--- start of SUPPLIED RECORDS ---

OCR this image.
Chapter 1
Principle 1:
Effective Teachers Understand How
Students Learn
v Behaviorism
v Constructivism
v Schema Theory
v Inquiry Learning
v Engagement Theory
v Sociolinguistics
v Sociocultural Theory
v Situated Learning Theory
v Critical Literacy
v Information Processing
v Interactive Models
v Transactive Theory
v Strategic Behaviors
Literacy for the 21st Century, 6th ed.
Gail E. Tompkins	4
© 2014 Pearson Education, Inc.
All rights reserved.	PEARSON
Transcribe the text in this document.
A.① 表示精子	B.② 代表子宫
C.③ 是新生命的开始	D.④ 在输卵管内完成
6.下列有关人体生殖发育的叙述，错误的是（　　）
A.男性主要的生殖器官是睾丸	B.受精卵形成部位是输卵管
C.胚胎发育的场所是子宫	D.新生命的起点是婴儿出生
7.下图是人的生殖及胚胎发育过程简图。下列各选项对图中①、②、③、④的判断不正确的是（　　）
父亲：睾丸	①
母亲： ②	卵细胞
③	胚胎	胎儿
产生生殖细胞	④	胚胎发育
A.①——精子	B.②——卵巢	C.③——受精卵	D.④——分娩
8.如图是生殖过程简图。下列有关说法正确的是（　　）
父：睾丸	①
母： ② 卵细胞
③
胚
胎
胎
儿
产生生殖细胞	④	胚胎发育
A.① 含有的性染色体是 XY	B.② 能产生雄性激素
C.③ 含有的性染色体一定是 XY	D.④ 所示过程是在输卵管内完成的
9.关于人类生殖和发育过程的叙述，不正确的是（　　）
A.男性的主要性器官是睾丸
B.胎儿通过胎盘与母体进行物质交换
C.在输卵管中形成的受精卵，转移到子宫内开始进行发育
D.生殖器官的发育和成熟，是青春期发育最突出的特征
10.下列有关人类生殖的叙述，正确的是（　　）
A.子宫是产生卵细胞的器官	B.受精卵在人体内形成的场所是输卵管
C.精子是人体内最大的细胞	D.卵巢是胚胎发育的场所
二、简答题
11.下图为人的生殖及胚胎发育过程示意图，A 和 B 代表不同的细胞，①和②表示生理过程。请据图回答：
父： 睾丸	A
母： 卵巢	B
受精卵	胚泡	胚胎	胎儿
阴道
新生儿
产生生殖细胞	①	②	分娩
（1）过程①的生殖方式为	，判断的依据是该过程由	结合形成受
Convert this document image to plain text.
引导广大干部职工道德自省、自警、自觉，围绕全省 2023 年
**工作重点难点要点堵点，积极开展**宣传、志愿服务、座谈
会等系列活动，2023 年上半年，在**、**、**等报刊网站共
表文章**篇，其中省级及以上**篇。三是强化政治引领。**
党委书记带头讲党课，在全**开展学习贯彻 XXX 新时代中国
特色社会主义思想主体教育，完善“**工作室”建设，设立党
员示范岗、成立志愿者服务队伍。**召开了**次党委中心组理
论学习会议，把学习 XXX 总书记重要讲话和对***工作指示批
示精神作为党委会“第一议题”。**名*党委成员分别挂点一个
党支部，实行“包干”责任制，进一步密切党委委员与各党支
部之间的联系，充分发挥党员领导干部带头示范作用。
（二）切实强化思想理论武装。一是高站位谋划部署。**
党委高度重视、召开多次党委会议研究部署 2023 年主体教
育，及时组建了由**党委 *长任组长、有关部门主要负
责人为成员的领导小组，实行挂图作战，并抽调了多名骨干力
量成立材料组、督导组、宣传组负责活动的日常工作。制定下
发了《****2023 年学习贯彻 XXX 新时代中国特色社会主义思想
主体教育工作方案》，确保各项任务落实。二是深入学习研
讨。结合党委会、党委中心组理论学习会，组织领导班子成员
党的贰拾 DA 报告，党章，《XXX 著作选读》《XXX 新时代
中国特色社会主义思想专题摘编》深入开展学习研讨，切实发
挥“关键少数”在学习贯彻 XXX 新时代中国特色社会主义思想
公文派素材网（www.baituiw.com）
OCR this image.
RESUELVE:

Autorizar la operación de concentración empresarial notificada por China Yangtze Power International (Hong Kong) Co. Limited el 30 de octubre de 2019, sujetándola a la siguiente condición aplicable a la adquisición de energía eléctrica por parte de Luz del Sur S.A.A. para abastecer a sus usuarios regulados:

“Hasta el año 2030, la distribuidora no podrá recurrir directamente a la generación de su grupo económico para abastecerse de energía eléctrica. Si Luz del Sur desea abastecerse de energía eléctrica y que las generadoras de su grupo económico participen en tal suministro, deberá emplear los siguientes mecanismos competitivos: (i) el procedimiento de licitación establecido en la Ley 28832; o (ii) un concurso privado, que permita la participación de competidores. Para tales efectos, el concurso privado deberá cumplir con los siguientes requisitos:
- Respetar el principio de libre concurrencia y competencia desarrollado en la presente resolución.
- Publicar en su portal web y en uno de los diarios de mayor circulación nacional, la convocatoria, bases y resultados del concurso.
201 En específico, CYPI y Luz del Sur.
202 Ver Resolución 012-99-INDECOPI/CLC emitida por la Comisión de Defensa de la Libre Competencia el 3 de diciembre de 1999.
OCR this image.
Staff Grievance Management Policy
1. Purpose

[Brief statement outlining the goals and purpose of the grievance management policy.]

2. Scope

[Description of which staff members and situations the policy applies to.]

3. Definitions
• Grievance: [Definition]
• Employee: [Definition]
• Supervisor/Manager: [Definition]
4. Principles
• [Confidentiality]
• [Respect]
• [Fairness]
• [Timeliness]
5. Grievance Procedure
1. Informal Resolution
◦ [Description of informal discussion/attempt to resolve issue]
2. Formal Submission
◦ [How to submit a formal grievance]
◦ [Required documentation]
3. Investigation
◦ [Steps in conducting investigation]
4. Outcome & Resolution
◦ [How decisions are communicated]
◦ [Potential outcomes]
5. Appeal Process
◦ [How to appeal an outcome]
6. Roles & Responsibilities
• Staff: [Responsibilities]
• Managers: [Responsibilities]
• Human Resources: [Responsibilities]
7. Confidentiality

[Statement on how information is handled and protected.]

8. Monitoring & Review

--- end of SUPPLIED RECORDS ---

» THE EXERCISE
The records above should be duplicated in full, exactly as given.

» ANSWER TO THE TASK
OCR this image.
Chapter 1
Principle 1:
Effective Teachers Understand How
Students Learn
v Behaviorism
v Constructivism
v Schema Theory
v Inquiry Learning
v Engagement Theory
v Sociolinguistics
v Sociocultural Theory
v Situated Learning Theory
v Critical Literacy
v Information Processing
v Interactive Models
v Transactive Theory
v Strategic Behaviors
Literacy for the 21st Century, 6th ed.
Gail E. Tompkins	4
© 2014 Pearson Education, Inc.
All rights reserved.	PEARSON
Transcribe the text in this document.
A.① 表示精子	B.② 代表子宫
C.③ 是新生命的开始	D.④ 在输卵管内完成
6.下列有关人体生殖发育的叙述，错误的是（　　）
A.男性主要的生殖器官是睾丸	B.受精卵形成部位是输卵管
C.胚胎发育的场所是子宫	D.新生命的起点是婴儿出生
7.下图是人的生殖及胚胎发育过程简图。下列各选项对图中①、②、③、④的判断不正确的是（　　）
父亲：睾丸	①
母亲： ②	卵细胞
③	胚胎	胎儿
产生生殖细胞	④	胚胎发育
A.①——精子	B.②——卵巢	C.③——受精卵	D.④——分娩
8.如图是生殖过程简图。下列有关说法正确的是（　　）
父：睾丸	①
母： ② 卵细胞
③
胚
胎
胎
儿
产生生殖细胞	④	胚胎发育
A.① 含有的性染色体是 XY	B.② 能产生雄性激素
C.③ 含有的性染色体一定是 XY	D.④ 所示过程是在输卵管内完成的
9.关于人类生殖和发育过程的叙述，不正确的是（　　）
A.男性的主要性器官是睾丸
B.胎儿通过胎盘与母体进行物质交换
C.在输卵管中形成的受精卵，转移到子宫内开始进行发育
D.生殖器官的发育和成熟，是青春期发育最突出的特征
10.下列有关人类生殖的叙述，正确的是（　　）
A.子宫是产生卵细胞的器官	B.受精卵在人体内形成的场所是输卵管
C.精子是人体内最大的细胞	D.卵巢是胚胎发育的场所
二、简答题
11.下图为人的生殖及胚胎发育过程示意图，A 和 B 代表不同的细胞，①和②表示生理过程。请据图回答：
父： 睾丸	A
母： 卵巢	B
受精卵	胚泡	胚胎	胎儿
阴道
新生儿
产生生殖细胞	①	②	分娩
（1）过程①的生殖方式为	，判断的依据是该过程由	结合形成受
Convert this document image to plain text.
引导广大干部职工道德自省、自警、自觉，围绕全省 2023 年
**工作重点难点要点堵点，积极开展**宣传、志愿服务、座谈
会等系列活动，2023 年上半年，在**、**、**等报刊网站共
表文章**篇，其中省级及以上**篇。三是强化政治引领。**
党委书记带头讲党课，在全**开展学习贯彻 XXX 新时代中国
特色社会主义思想主体教育，完善“**工作室”建设，设立党
员示范岗、成立志愿者服务队伍。**召开了**次党委中心组理
论学习会议，把学习 XXX 总书记重要讲话和对***工作指示批
示精神作为党委会“第一议题”。**名*党委成员分别挂点一个
党支部，实行“包干”责任制，进一步密切党委委员与各党支
部之间的联系，充分发挥党员领导干部带头示范作用。
（二）切实强化思想理论武装。一是高站位谋划部署。**
党委高度重视、召开多次党委会议研究部署 2023 年主体教
育，及时组建了由**党委 *长任组长、有关部门主要负
责人为成员的领导小组，实行挂图作战，并抽调了多名骨干力
量成立材料组、督导组、宣传组负责活动的日常工作。制定下
发了《****2023 年学习贯彻 XXX 新时代中国特色社会主义思想
主体教育工作方案》，确保各项任务落实。二是深入学习研
讨。结合党委会、党委中心组理论学习会，组织领导班子成员
党的贰拾 DA 报告，党章，《XXX 著作选读》《XXX 新时代
中国特色社会主义思想专题摘编》深入开展学习研讨，切实发
挥“关键少数”在学习贯彻 XXX 新时代中国特色社会主义思想
公文派素材网（www.baituiw.com）
OCR this image.
RESUELVE:

Autorizar la operación de concentración empresarial notificada por China Yangtze Power International (Hong Kong) Co. Limited el 30 de octubre de 2019, sujetándola a la siguiente condición aplicable a la adquisición de energía eléctrica por parte de Luz del Sur S.A.A. para abastecer a sus usuarios regulados:

“Hasta el año 2030, la distribuidora no podrá recurrir directamente a la generación de su grupo económico para abastecerse de energía eléctrica. Si Luz del Sur desea abastecerse de energía eléctrica y que las generadoras de su grupo económico participen en tal suministro, deberá emplear los siguientes mecanismos competitivos: (i) el procedimiento de licitación establecido en la Ley 28832; o (ii) un concurso privado, que permita la participación de competidores. Para tales efectos, el concurso privado deberá cumplir con los siguientes requisitos:
- Respetar el principio de libre concurrencia y competencia desarrollado en la presente resolución.
- Publicar en su portal web y en uno de los diarios de mayor circulación nacional, la convocatoria, bases y resultados del concurso.
201 En específico, CYPI y Luz del Sur.
202 Ver Resolución 012-99-INDECOPI/CLC emitida por la Comisión de Defensa de la Libre Competencia el 3 de diciembre de 1999.
OCR this image.
Staff Grievance Management Policy
1. Purpose

[Brief statement outlining the goals and purpose of the grievance management policy.]

2. Scope

[Description of which staff members and situations the policy applies to.]

3. Definitions
• Grievance: [Definition]
• Employee: [Definition]
• Supervisor/Manager: [Definition]
4. Principles
• [Confidentiality]
• [Respect]
• [Fairness]
• [Timeliness]
5. Grievance Procedure
1. Informal Resolution
◦ [Description of informal discussion/attempt to resolve issue]
2. Formal Submission
◦ [How to submit a formal grievance]
◦ [Required documentation]
3. Investigation
◦ [Steps in conducting investigation]
4. Outcome & Resolution
◦ [How decisions are communicated]
◦ [Potential outcomes]
5. Appeal Process
◦ [How to appeal an outcome]
6. Roles & Responsibilities
• Staff: [Responsibilities]
• Managers: [Responsibilities]
• Human Resources: [Responsibilities]
7. Confidentiality

[Statement on how information is handled and protected.]

8. Monitoring & Review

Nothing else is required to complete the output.